# Start of Given information

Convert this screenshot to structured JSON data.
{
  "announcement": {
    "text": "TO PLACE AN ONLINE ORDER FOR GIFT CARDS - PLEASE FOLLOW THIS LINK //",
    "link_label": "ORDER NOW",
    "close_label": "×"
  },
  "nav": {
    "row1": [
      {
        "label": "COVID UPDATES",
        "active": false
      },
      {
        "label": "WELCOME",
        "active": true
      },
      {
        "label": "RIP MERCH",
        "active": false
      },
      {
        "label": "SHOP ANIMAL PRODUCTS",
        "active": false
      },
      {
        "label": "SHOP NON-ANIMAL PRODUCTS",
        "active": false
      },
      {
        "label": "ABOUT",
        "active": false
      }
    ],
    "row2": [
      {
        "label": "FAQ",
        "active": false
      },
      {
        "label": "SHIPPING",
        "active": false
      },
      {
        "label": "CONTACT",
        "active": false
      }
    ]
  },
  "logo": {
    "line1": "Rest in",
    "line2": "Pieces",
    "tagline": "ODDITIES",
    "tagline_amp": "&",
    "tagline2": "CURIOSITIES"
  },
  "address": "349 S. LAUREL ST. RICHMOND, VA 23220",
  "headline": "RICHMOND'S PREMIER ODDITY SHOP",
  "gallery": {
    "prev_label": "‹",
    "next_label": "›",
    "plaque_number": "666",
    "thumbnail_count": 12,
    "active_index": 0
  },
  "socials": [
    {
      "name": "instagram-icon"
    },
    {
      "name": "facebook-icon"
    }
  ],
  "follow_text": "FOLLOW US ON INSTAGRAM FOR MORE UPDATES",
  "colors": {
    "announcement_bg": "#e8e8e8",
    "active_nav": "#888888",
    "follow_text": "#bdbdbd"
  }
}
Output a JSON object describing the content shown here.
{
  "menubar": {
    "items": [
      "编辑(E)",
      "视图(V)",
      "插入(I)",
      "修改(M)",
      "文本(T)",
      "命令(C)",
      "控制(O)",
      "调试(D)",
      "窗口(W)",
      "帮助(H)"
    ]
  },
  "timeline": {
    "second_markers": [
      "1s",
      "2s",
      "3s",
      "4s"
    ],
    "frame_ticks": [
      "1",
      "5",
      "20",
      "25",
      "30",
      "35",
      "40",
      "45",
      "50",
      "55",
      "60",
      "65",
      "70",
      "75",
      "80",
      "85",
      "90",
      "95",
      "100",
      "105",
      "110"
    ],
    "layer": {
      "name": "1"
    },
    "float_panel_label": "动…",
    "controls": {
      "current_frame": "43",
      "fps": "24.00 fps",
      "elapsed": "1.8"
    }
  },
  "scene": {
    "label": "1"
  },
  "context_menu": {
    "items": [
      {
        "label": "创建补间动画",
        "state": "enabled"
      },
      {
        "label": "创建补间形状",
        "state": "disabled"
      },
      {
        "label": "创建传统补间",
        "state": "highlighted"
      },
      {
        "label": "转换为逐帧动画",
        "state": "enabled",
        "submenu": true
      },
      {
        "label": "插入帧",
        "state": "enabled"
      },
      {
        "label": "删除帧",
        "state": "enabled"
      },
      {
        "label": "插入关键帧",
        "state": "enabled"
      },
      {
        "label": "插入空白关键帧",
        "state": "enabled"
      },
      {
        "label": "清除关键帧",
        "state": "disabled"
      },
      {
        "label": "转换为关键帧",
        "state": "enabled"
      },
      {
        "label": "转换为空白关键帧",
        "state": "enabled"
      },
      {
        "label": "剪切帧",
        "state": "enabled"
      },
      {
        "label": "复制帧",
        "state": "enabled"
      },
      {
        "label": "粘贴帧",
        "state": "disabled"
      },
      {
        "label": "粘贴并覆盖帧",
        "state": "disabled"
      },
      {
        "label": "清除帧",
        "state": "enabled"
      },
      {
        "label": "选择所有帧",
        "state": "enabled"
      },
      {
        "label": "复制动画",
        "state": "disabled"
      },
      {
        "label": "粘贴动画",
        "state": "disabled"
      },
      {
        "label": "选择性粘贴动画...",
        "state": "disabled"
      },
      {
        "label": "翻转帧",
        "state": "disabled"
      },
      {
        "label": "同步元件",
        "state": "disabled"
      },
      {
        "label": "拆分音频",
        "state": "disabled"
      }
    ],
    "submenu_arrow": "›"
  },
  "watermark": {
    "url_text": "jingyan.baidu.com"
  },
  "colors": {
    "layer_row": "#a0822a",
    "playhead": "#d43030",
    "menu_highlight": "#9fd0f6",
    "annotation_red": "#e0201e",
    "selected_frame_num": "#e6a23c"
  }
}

# End of Given information

Aim of the task =>
Every line that holds the word "SHOP" counts once; state the total number of such lines and nothing else.

Answer to the problem =>
3